Short task: Track down every line below that holds "Rabb" and copy it.

Saved entries
::::::::

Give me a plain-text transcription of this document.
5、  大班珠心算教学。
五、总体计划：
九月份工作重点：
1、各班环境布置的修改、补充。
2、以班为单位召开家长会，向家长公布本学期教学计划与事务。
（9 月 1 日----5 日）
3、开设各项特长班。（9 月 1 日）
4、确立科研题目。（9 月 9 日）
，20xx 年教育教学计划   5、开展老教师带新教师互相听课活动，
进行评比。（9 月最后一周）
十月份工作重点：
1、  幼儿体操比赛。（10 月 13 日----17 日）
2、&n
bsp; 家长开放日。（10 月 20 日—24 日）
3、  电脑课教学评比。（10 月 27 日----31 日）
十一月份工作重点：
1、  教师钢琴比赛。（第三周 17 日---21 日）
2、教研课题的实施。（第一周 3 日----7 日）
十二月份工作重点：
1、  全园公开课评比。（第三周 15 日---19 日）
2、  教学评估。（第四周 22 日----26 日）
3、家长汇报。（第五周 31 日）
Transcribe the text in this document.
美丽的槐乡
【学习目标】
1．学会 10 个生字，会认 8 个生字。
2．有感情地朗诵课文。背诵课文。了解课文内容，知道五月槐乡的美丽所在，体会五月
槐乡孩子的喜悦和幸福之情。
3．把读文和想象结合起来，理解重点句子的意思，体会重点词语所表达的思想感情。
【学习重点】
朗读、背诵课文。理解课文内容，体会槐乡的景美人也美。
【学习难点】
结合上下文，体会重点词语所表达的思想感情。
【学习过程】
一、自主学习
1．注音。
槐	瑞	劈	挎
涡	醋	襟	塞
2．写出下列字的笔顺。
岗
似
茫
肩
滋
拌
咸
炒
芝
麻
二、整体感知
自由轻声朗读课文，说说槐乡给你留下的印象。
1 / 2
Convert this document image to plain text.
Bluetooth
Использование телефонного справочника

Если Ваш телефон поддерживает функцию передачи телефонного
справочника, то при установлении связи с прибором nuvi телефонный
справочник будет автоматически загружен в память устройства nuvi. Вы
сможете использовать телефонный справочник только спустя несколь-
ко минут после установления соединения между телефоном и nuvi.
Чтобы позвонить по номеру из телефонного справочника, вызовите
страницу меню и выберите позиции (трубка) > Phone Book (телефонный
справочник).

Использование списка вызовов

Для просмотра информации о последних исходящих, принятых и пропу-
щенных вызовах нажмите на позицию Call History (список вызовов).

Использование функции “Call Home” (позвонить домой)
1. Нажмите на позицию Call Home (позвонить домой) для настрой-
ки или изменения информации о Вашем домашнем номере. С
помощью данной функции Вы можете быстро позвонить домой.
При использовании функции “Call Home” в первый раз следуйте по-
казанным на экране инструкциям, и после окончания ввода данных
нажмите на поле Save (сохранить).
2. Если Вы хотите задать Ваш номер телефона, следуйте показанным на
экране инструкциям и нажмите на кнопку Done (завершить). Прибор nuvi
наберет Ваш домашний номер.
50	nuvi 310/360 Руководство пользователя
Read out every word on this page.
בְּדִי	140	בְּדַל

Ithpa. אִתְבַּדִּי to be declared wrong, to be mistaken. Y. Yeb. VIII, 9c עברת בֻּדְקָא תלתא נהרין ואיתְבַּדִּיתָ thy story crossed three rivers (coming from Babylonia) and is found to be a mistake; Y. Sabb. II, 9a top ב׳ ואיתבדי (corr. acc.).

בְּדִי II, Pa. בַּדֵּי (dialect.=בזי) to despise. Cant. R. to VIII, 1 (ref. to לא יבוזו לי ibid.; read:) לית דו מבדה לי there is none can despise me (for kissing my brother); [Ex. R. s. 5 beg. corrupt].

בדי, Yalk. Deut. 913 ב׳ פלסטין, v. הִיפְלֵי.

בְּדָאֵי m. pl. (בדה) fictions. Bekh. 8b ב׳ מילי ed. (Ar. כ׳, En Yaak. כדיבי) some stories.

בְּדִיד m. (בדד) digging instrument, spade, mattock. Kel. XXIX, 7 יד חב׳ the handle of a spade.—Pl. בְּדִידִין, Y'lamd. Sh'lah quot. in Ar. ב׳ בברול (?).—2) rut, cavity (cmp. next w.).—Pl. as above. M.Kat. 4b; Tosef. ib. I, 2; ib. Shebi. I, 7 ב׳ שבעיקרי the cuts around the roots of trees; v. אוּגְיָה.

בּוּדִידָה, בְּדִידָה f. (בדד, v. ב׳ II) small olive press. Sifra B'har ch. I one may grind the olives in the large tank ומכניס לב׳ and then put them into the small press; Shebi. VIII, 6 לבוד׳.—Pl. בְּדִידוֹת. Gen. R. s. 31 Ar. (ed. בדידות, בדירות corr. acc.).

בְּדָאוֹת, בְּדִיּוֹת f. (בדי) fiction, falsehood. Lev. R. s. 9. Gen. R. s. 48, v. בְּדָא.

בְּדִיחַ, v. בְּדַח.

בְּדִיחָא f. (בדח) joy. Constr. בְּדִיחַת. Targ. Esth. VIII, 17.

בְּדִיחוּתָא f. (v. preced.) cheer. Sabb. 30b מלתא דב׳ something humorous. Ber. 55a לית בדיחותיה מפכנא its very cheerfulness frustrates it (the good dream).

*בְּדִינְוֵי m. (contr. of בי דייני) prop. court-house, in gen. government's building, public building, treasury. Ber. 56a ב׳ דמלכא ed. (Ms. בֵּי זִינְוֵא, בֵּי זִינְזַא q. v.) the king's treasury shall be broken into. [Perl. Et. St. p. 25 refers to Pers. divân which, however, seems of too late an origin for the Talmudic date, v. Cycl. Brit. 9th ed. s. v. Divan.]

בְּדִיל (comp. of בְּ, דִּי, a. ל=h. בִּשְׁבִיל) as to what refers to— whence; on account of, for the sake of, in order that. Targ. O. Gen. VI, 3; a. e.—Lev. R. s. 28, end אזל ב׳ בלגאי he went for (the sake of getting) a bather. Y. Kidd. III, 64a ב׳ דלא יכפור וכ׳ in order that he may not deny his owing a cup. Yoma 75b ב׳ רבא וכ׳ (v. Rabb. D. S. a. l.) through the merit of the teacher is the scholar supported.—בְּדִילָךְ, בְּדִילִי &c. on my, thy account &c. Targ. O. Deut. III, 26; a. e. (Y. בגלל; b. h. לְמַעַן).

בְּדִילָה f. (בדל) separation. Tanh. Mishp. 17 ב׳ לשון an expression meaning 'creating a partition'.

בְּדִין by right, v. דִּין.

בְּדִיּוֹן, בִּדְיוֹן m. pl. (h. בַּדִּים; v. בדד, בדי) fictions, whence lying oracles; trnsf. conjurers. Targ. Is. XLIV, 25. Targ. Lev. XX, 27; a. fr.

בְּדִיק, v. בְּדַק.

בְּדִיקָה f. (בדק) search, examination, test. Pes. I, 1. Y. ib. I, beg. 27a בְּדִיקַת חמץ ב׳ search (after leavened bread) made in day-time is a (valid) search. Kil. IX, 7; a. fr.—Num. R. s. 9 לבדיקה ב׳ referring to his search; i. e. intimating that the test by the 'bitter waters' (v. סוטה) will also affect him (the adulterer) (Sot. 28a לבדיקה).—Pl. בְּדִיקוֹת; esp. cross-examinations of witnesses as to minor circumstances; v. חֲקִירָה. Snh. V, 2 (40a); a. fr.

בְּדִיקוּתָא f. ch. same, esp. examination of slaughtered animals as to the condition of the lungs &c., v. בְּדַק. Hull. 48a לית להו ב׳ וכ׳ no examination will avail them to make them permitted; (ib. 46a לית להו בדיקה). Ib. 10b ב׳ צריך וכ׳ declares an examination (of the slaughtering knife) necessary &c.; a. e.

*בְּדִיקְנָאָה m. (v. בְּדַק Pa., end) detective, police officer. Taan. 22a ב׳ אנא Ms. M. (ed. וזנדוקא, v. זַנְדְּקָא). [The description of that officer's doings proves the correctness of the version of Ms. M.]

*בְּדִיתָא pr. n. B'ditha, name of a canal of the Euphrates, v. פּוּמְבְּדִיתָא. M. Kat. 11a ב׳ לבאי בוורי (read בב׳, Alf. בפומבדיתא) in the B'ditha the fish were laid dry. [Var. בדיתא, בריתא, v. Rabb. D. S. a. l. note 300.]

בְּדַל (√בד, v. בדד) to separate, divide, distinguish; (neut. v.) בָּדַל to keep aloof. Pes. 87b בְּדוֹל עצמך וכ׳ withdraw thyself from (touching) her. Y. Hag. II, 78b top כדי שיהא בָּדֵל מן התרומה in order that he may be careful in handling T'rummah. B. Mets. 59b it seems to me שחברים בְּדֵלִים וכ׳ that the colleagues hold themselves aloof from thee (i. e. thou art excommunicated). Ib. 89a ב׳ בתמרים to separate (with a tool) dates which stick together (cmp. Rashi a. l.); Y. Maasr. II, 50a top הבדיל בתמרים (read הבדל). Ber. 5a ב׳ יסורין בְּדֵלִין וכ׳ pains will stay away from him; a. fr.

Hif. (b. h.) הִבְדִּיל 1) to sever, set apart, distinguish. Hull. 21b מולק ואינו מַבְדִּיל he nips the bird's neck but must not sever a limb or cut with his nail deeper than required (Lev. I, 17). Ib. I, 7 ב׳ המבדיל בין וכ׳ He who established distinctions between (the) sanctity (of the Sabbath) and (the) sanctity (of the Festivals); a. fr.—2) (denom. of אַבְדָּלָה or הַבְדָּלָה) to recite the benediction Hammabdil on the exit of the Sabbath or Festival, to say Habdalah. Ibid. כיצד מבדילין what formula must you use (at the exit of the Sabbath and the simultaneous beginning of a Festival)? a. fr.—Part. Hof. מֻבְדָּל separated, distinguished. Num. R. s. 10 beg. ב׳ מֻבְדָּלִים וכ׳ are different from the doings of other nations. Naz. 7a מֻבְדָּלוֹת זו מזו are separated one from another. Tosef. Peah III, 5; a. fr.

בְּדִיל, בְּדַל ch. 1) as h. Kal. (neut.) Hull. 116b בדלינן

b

::::::::

Response to the task:
בְּדִיל (comp. of בְּ, דִּי, a. ל=h. בִּשְׁבִיל) as to what refers to— whence; on account of, for the sake of, in order that. Targ. O. Gen. VI, 3; a. e.—Lev. R. s. 28, end אזל ב׳ בלגאי he went for (the sake of getting) a bather. Y. Kidd. III, 64a ב׳ דלא יכפור וכ׳ in order that he may not deny his owing a cup. Yoma 75b ב׳ רבא וכ׳ (v. Rabb. D. S. a. l.) through the merit of the teacher is the scholar supported.—בְּדִילָךְ, בְּדִילִי &c. on my, thy account &c. Targ. O. Deut. III, 26; a. e. (Y. בגלל; b. h. לְמַעַן).
*בְּדִיתָא pr. n. B'ditha, name of a canal of the Euphrates, v. פּוּמְבְּדִיתָא. M. Kat. 11a ב׳ לבאי בוורי (read בב׳, Alf. בפומבדיתא) in the B'ditha the fish were laid dry. [Var. בדיתא, בריתא, v. Rabb. D. S. a. l. note 300.]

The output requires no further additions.